[Source records]

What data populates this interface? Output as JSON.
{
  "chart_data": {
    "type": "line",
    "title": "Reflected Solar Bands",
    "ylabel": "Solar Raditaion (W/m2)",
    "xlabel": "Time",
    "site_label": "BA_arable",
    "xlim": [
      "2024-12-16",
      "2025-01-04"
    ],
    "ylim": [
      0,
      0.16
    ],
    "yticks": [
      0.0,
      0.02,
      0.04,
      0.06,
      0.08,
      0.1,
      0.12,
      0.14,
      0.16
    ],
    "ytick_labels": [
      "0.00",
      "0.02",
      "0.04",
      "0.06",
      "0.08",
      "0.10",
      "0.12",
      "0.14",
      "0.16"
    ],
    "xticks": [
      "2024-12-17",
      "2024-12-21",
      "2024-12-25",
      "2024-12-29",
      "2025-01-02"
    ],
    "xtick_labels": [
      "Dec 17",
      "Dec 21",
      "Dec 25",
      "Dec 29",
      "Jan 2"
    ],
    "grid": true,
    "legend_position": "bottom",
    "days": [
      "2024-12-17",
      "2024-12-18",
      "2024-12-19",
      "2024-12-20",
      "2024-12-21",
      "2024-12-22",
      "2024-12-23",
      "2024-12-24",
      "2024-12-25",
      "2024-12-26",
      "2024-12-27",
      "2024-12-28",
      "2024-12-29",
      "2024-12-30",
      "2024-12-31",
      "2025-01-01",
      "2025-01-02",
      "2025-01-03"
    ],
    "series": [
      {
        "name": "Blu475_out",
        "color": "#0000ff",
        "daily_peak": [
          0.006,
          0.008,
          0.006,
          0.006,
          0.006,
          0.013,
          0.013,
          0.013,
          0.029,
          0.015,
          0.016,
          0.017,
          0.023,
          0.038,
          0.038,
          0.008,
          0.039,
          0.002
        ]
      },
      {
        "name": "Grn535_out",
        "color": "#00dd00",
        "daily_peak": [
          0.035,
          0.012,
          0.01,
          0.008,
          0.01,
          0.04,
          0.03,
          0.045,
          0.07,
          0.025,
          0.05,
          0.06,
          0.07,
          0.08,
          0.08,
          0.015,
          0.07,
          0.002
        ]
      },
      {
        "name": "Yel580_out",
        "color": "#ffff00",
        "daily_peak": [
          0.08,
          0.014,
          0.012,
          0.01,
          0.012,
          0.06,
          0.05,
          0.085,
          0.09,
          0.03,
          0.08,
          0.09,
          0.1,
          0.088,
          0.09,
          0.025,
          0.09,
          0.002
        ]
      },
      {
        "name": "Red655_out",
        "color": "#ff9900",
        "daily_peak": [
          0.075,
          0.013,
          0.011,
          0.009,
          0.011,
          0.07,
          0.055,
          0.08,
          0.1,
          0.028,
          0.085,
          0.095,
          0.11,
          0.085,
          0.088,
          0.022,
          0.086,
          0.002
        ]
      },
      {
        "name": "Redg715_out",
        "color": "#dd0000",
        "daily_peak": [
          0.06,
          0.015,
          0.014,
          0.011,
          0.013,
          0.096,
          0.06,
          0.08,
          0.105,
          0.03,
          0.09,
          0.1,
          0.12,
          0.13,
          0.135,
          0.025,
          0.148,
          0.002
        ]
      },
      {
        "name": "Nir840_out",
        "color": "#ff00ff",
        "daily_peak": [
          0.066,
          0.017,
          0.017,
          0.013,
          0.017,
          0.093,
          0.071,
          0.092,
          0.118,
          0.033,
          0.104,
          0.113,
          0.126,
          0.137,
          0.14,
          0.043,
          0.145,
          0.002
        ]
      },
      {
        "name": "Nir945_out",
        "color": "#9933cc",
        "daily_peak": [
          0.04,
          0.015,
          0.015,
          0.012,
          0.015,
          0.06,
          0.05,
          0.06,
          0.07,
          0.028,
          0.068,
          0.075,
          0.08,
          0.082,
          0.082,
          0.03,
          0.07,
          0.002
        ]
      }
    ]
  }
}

[What this task involves]
Give only a number: how many lines of the data hold the string "name"?

[Written solution]
7